Dataset records
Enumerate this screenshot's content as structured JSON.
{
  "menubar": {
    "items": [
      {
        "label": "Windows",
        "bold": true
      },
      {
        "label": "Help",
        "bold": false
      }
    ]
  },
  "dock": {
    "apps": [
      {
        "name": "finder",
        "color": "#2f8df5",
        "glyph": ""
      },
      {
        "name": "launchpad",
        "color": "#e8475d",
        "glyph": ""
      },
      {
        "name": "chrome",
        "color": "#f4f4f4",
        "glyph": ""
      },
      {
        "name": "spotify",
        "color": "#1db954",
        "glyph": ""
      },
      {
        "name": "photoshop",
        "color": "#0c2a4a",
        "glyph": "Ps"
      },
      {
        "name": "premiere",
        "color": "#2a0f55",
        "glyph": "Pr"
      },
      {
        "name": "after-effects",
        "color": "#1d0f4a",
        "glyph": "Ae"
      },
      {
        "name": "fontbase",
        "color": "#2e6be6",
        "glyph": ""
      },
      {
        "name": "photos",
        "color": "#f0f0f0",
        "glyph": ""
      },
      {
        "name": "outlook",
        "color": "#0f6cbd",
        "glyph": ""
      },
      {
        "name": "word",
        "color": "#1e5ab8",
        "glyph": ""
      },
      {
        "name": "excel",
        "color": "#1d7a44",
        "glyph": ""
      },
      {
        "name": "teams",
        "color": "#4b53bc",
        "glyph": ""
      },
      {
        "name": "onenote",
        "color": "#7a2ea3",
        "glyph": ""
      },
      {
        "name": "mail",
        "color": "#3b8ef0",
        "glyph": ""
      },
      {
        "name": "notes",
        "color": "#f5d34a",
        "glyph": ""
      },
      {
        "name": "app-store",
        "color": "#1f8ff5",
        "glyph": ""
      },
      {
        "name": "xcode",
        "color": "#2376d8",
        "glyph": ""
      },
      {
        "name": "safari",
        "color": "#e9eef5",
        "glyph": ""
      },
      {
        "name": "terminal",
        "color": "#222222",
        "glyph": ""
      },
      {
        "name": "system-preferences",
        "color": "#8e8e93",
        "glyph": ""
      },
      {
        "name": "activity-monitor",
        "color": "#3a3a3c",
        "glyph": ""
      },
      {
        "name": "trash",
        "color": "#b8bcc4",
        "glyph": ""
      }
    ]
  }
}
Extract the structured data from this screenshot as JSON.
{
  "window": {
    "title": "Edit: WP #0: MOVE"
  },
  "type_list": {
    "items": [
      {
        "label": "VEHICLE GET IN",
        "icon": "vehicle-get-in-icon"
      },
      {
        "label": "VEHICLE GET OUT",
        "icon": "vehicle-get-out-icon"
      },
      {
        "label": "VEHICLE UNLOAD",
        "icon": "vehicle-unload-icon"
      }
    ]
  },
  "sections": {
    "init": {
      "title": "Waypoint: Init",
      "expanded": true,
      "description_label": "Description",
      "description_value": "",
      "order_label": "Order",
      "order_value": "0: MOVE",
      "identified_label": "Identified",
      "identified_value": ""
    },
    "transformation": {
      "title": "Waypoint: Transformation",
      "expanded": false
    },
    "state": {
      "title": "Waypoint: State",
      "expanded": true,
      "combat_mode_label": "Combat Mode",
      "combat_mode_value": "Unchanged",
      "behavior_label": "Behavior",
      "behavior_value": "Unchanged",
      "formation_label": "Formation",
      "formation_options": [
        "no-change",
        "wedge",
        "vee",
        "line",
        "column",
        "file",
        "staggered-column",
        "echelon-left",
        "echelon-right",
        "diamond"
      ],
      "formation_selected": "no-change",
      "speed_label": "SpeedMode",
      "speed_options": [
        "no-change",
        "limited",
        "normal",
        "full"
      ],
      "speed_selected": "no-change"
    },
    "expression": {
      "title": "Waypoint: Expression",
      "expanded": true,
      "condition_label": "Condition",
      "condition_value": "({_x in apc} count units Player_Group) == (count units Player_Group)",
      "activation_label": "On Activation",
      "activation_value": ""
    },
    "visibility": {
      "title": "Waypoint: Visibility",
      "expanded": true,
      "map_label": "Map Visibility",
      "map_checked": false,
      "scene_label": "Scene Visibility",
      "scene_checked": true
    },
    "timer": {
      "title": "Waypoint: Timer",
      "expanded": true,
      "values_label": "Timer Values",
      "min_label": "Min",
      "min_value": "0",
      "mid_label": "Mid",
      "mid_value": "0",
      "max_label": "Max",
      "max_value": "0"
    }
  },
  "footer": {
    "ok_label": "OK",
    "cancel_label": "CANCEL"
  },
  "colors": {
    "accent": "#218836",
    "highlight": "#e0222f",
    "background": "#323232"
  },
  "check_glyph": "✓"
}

EXERCISE BRIEF ▸ Identify the lines above with the word "structured". Copy them.

SOLVED EXERCISE ▸
Enumerate this screenshot's content as structured JSON.
Extract the structured data from this screenshot as JSON.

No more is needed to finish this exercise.